Objective: Pictures do not belong in the copy. Write out exactly the lines from the one containing "What text is on this page?" through the end of the data.

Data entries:
----

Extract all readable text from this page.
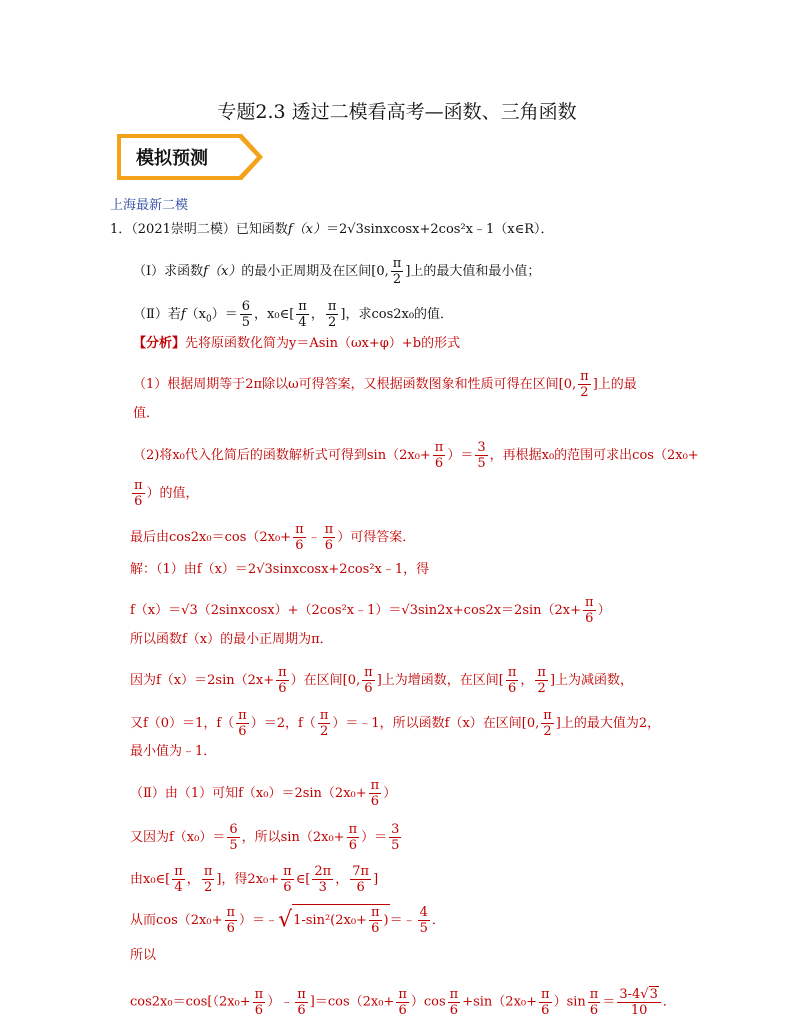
专题2.3 透过二模看高考—函数、三角函数
模拟预测
上海最新二模
1．（2021崇明二模）已知函数f（x）＝2√3sinxcosx+2cos²x﹣1（x∈R）．
（Ⅰ）求函数f（x）的最小正周期及在区间[0, $\frac{\pi}{2}$ ]上的最大值和最小值；
（Ⅱ）若$f(x_0)= \frac{6}{5}$ ，x₀∈[ $\frac{\pi}{4}$ ， $\frac{\pi}{2}$ ]，求cos2x₀的值．
【分析】先将原函数化简为y＝Asin（ωx+φ）+b的形式
（1）根据周期等于2π除以ω可得答案，又根据函数图象和性质可得在区间[0, $\frac{\pi}{2}$ ]上的最
值．
（2)将x₀代入化简后的函数解析式可得到$\sin(2x_0+ \frac{\pi}{6}$ ）＝ $\frac{3}{5}$ ，再根据x₀的范围可求出cos（2x₀+
$\frac{\pi}{6}$ ）的值，
最后由$\cos 2x_0=\cos(2x_0+ \frac{\pi}{6}$ ﹣ $\frac{\pi}{6}$ ）可得答案．
解：（1）由f（x）＝2√3sinxcosx+2cos²x﹣1，得
f（x）＝√3（2sinxcosx）+（2cos²x﹣1）＝√3sin2x+cos2x＝2sin（2x+ $\frac{\pi}{6}$ ）
所以函数f（x）的最小正周期为π．
因为$f(x)=2\sin(2x+ \frac{\pi}{6}$ ）在区间[0, $\frac{\pi}{6}$ ]上为增函数，在区间[ $\frac{\pi}{6}$ ， $\frac{\pi}{2}$ ]上为减函数，
又f（0）＝1，$f( \frac{\pi}{6} )=2$，$f( \frac{\pi}{2}$ ）＝﹣1，所以函数f（x）在区间[0, $\frac{\pi}{2}$ ]上的最大值为2，
最小值为﹣1．
（Ⅱ）由（1）可知$f(x_0)=2\sin(2x_0+ \frac{\pi}{6}$ ）
又因为$f(x_0)= \frac{6}{5}$ ，所以$\sin(2x_0+ \frac{\pi}{6}$ ）＝ $\frac{3}{5}$
由x₀∈[ $\frac{\pi}{4}$ ， $\frac{\pi}{2}$ ]，得$2x_0+ \frac{\pi}{6}$ ∈[ $\frac{2\pi}{3}$ ， $\frac{7\pi}{6}$ ]
从而$\cos(2x_0+ \frac{\pi}{6}$ ）＝﹣√1-sin²(2x₀+ $\frac{\pi}{6}$ )＝﹣ $\frac{4}{5}$ ．
所以
$\cos 2x_0=\cos[(2x_0+ \frac{\pi}{6}$ ）﹣ $\frac{\pi}{6} ]=\cos(2x_0+ \frac{\pi}{6} )\cos \frac{\pi}{6} +\sin(2x_0+ \frac{\pi}{6} )\sin \frac{\pi}{6} = \frac{3-4√3}{10}$ ．
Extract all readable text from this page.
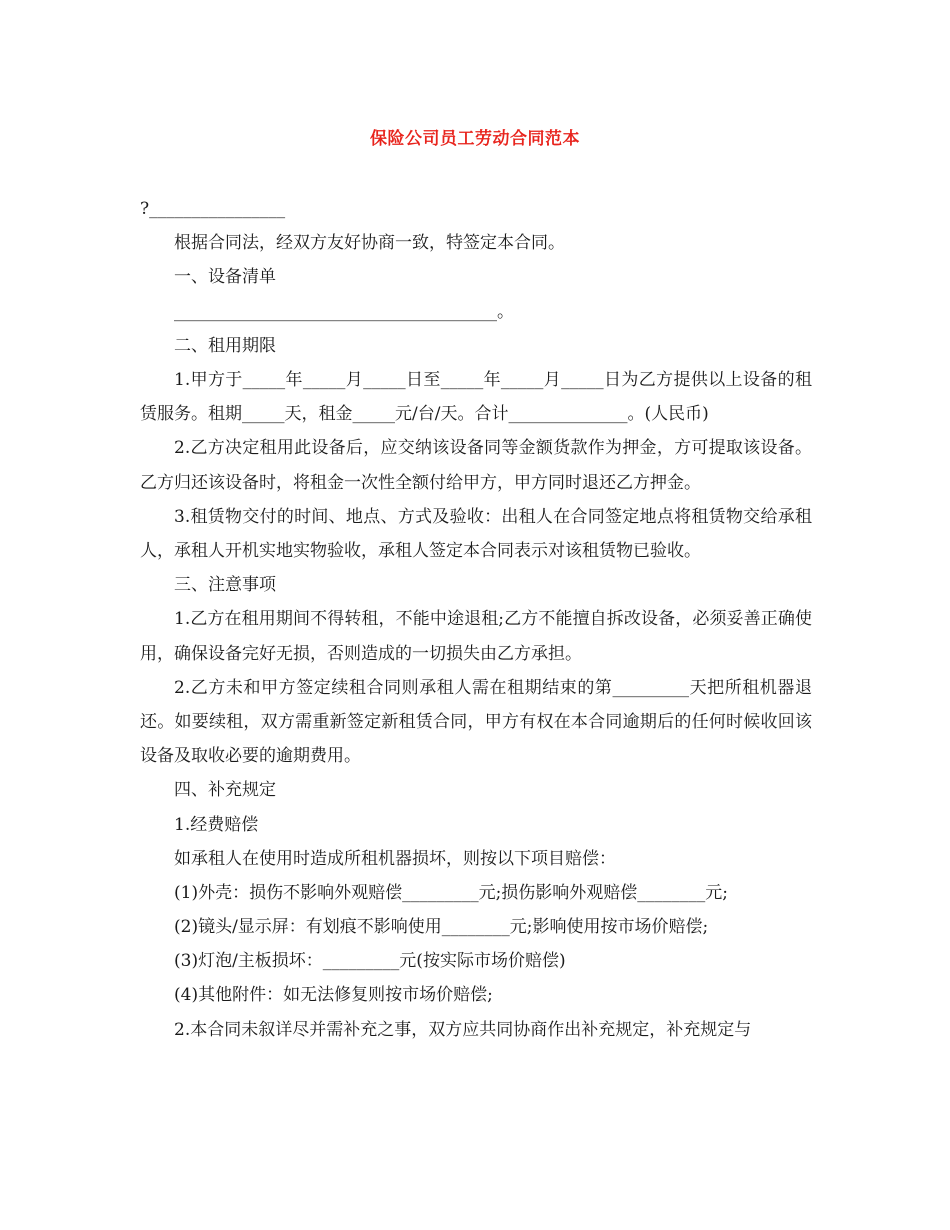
保险公司员工劳动合同范本
?________________
根据合同法，经双方友好协商一致，特签定本合同。
一、设备清单
______________________________________。
二、租用期限

1.甲方于_____年_____月_____日至_____年_____月_____日为乙方提供以上设备的租赁服务。租期_____天，租金_____元/台/天。合计______________。(人民币)

2.乙方决定租用此设备后，应交纳该设备同等金额货款作为押金，方可提取该设备。乙方归还该设备时，将租金一次性全额付给甲方，甲方同时退还乙方押金。

3.租赁物交付的时间、地点、方式及验收：出租人在合同签定地点将租赁物交给承租人，承租人开机实地实物验收，承租人签定本合同表示对该租赁物已验收。

三、注意事项

1.乙方在租用期间不得转租，不能中途退租;乙方不能擅自拆改设备，必须妥善正确使用，确保设备完好无损，否则造成的一切损失由乙方承担。

2.乙方未和甲方签定续租合同则承租人需在租期结束的第_________天把所租机器退还。如要续租，双方需重新签定新租赁合同，甲方有权在本合同逾期后的任何时候收回该设备及取收必要的逾期费用。

四、补充规定
1.经费赔偿
如承租人在使用时造成所租机器损坏，则按以下项目赔偿：
(1)外壳：损伤不影响外观赔偿_________元;损伤影响外观赔偿________元;
(2)镜头/显示屏：有划痕不影响使用________元;影响使用按市场价赔偿;
(3)灯泡/主板损坏：_________元(按实际市场价赔偿)
(4)其他附件：如无法修复则按市场价赔偿;
2.本合同未叙详尽并需补充之事，双方应共同协商作出补充规定，补充规定与
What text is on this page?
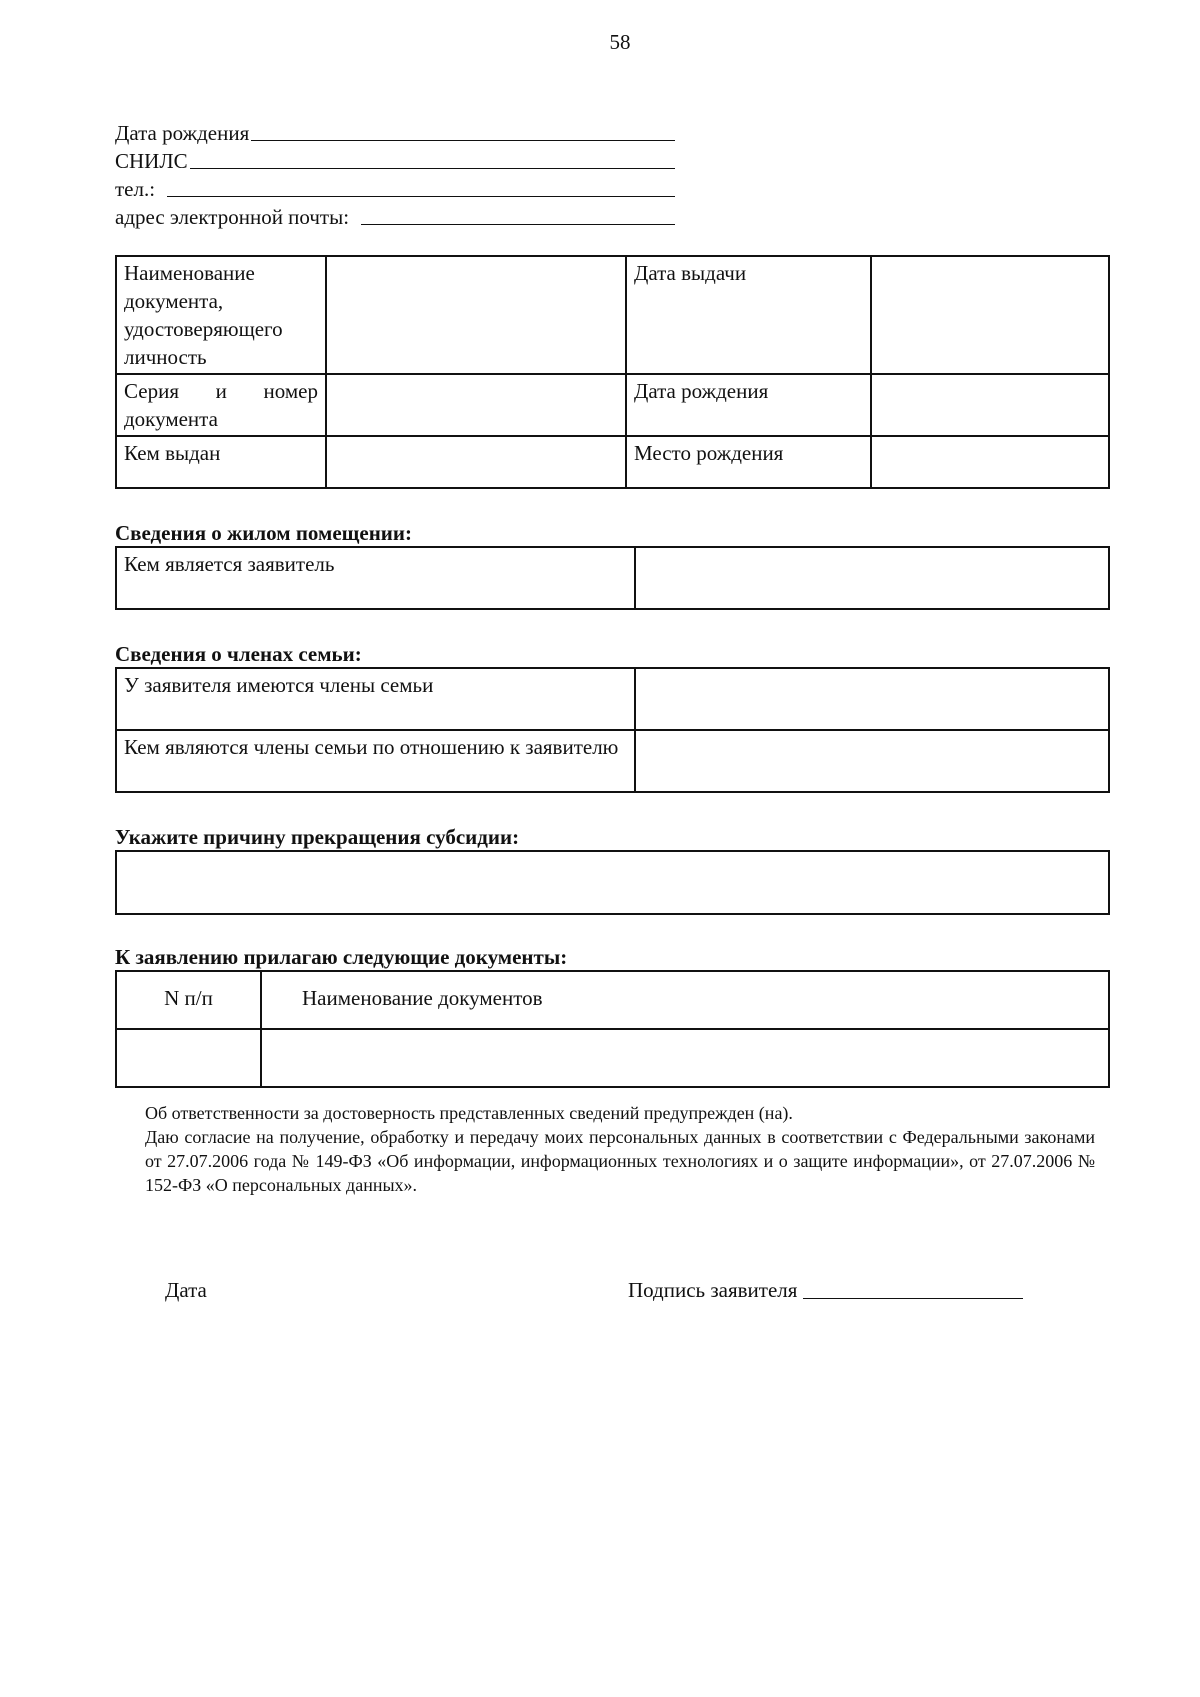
58
Дата рождения
СНИЛС
тел.:
адрес электронной почты:
Наименование документа, удостоверяющего личность		Дата выдачи	
Серия и номер документа		Дата рождения	
Кем выдан		Место рождения	
Сведения о жилом помещении:
Кем является заявитель	
Сведения о членах семьи:
У заявителя имеются члены семьи	
Кем являются члены семьи по отношению к заявителю	
Укажите причину прекращения субсидии:
К заявлению прилагаю следующие документы:
N п/п	Наименование документов

Об ответственности за достоверность представленных сведений предупрежден (на).

Даю согласие на получение, обработку и передачу моих персональных данных в соответствии с Федеральными законами от 27.07.2006 года № 149-ФЗ «Об информации, информационных технологиях и о защите информации», от 27.07.2006 № 152-ФЗ «О персональных данных».

Дата	Подпись заявителя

----

Worked answer:
What text is on this page?
58
Дата рождения
СНИЛС
тел.:
адрес электронной почты:
Наименование документа, удостоверяющего личность		Дата выдачи	
Серия и номер документа		Дата рождения	
Кем выдан		Место рождения	
Сведения о жилом помещении:
Кем является заявитель	
Сведения о членах семьи:
У заявителя имеются члены семьи	
Кем являются члены семьи по отношению к заявителю	
Укажите причину прекращения субсидии:
К заявлению прилагаю следующие документы:
N п/п	Наименование документов

Об ответственности за достоверность представленных сведений предупрежден (на).

Даю согласие на получение, обработку и передачу моих персональных данных в соответствии с Федеральными законами от 27.07.2006 года № 149-ФЗ «Об информации, информационных технологиях и о защите информации», от 27.07.2006 № 152-ФЗ «О персональных данных».

Дата	Подпись заявителя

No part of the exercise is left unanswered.